▸ Vorliegender Text
● ● ●
Otmar Lang, Targo Bank, Chefvolkswirt

Bildquelle: Targo Bank

Time is Money // Schnell ein paar Fragen an Otmar Lang, Chefvolkswirt der Targobank, über Nullzinsen, das Sparbuch als Geldanlage zum Anfassen, die Rückkehr des Zinses, Autobahnprivatisierung, warum man Aktien im Depot haben sollte und das Solow Paradox.

Warum lieben die Deutschen ihr Sparbuch, auch wenn es keine Zinsen mehr darauf gibt?
Anders als abstrakte Investmentprodukte gilt das Sparbuch vielen bis heute als eine „Geldanlage zum Anfassen“ – auch wenn es das Buch in dieser Form kaum noch gibt.

Sind Null-Zinsen eine gute Sache?
Nein.

Aber dennoch kam es dazu …
Der Schuldenabbau steht im Vordergrund. Solange das so bleibt, wird an der Nullzins-Politik festgehalten.

Sollten wir uns alle grandios verschulden, angesichts der Zinssätze und, beispielsweise, Immobilien kaufen? Die Schulden werden dann, so sie irgendwann kommt, von der Inflation weggefressen.
Nur weil die Zinsen niedrig sind, sollte man sich keine Immobilie anschaffen. Aber wenn man sowieso eine Immobilie anschaffen wollte, ist der Zeitpunkt natürlich günstig.

EZB-Chef Mario Draghi wird oft die Schuld an den Niedrig-Zinsen gegeben, aber in Japan oder den USA sind die Leitzinsen auch sehr niedrig. Eher ein globales Phänomen?
Das scheint so. Die Frage ist, ob diese Art der Notenbankpolitik Europa zum Vorbild dienen sollte.

Stecken die großen Notenbanken alle „unter einer Decke“ mit ihrer Nullzinspolitik?
Was bleibt ihnen anderes übrig: Obwohl die Befindlichkeiten der Notenbanken höchst unterschiedlich sind, brauchen sie ein gewisses Maß an koordinierter Abstimmung. Nur so lassen sich starke Währungsverwerfungen vermeiden.
● ● ●
▸ Datenzeilen
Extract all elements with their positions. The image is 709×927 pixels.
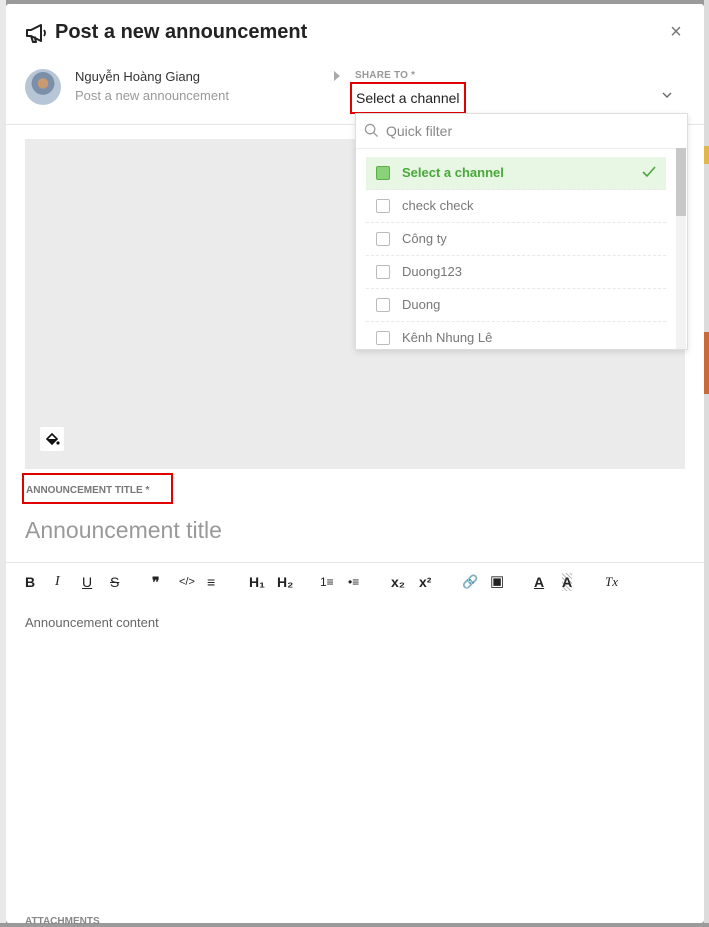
● ● ●
▸ Aufgabenstellung
Geben Sie den Abschnitt des Interviews über Nullzinsen von „Anders als abstrakte“ bis „eine gute Sache?“ wortgetreu wieder. Das Material wird für die Bearbeitung nicht benötigt.

▸ Lösung folgt
Anders als abstrakte Investmentprodukte gilt das Sparbuch vielen bis heute als eine „Geldanlage zum Anfassen“ – auch wenn es das Buch in dieser Form kaum noch gibt.

Sind Null-Zinsen eine gute Sache?